EXTRACTED INFORMATION:
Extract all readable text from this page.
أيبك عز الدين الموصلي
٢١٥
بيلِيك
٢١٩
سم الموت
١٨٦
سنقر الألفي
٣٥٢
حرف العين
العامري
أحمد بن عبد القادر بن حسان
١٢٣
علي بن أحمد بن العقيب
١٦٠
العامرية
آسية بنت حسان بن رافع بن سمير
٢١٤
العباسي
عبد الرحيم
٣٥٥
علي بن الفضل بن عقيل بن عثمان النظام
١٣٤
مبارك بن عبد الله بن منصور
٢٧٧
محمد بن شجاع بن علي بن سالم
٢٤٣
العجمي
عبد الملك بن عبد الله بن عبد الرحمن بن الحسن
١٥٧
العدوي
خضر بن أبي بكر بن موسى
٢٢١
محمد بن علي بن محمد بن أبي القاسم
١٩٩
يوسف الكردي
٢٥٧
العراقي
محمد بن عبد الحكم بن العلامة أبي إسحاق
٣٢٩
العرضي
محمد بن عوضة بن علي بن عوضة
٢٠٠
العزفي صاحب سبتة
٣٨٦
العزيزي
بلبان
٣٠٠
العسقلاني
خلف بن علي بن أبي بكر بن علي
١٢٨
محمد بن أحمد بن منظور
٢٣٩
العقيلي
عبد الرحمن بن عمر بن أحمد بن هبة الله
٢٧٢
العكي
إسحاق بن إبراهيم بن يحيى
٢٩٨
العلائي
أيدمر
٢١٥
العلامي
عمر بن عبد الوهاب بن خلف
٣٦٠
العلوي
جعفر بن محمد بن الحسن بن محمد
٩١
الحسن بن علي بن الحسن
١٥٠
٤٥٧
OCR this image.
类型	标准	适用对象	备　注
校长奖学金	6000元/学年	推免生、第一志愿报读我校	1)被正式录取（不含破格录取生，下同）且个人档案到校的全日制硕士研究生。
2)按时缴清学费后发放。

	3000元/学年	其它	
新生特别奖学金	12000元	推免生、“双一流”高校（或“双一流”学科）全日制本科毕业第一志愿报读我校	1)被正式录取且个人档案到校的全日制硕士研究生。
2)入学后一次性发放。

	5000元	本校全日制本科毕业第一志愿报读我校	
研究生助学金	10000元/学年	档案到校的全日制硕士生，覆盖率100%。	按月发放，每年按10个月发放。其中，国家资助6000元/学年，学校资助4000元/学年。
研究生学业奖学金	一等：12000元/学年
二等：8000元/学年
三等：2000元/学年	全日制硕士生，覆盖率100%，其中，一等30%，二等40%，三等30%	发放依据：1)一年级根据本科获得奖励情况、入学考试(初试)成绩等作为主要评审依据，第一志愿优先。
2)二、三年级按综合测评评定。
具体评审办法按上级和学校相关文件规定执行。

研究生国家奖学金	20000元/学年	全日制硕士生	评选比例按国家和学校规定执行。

YOUR INSTRUCTIONS:
Retype the records in full. Keep every line identical to the original.

RIGHT ANSWER:
Extract all readable text from this page.
أيبك عز الدين الموصلي
٢١٥
بيلِيك
٢١٩
سم الموت
١٨٦
سنقر الألفي
٣٥٢
حرف العين
العامري
أحمد بن عبد القادر بن حسان
١٢٣
علي بن أحمد بن العقيب
١٦٠
العامرية
آسية بنت حسان بن رافع بن سمير
٢١٤
العباسي
عبد الرحيم
٣٥٥
علي بن الفضل بن عقيل بن عثمان النظام
١٣٤
مبارك بن عبد الله بن منصور
٢٧٧
محمد بن شجاع بن علي بن سالم
٢٤٣
العجمي
عبد الملك بن عبد الله بن عبد الرحمن بن الحسن
١٥٧
العدوي
خضر بن أبي بكر بن موسى
٢٢١
محمد بن علي بن محمد بن أبي القاسم
١٩٩
يوسف الكردي
٢٥٧
العراقي
محمد بن عبد الحكم بن العلامة أبي إسحاق
٣٢٩
العرضي
محمد بن عوضة بن علي بن عوضة
٢٠٠
العزفي صاحب سبتة
٣٨٦
العزيزي
بلبان
٣٠٠
العسقلاني
خلف بن علي بن أبي بكر بن علي
١٢٨
محمد بن أحمد بن منظور
٢٣٩
العقيلي
عبد الرحمن بن عمر بن أحمد بن هبة الله
٢٧٢
العكي
إسحاق بن إبراهيم بن يحيى
٢٩٨
العلائي
أيدمر
٢١٥
العلامي
عمر بن عبد الوهاب بن خلف
٣٦٠
العلوي
جعفر بن محمد بن الحسن بن محمد
٩١
الحسن بن علي بن الحسن
١٥٠
٤٥٧
OCR this image.
类型	标准	适用对象	备　注
校长奖学金	6000元/学年	推免生、第一志愿报读我校	1)被正式录取（不含破格录取生，下同）且个人档案到校的全日制硕士研究生。
2)按时缴清学费后发放。

	3000元/学年	其它	
新生特别奖学金	12000元	推免生、“双一流”高校（或“双一流”学科）全日制本科毕业第一志愿报读我校	1)被正式录取且个人档案到校的全日制硕士研究生。
2)入学后一次性发放。

	5000元	本校全日制本科毕业第一志愿报读我校	
研究生助学金	10000元/学年	档案到校的全日制硕士生，覆盖率100%。	按月发放，每年按10个月发放。其中，国家资助6000元/学年，学校资助4000元/学年。
研究生学业奖学金	一等：12000元/学年
二等：8000元/学年
三等：2000元/学年	全日制硕士生，覆盖率100%，其中，一等30%，二等40%，三等30%	发放依据：1)一年级根据本科获得奖励情况、入学考试(初试)成绩等作为主要评审依据，第一志愿优先。
2)二、三年级按综合测评评定。
具体评审办法按上级和学校相关文件规定执行。

研究生国家奖学金	20000元/学年	全日制硕士生	评选比例按国家和学校规定执行。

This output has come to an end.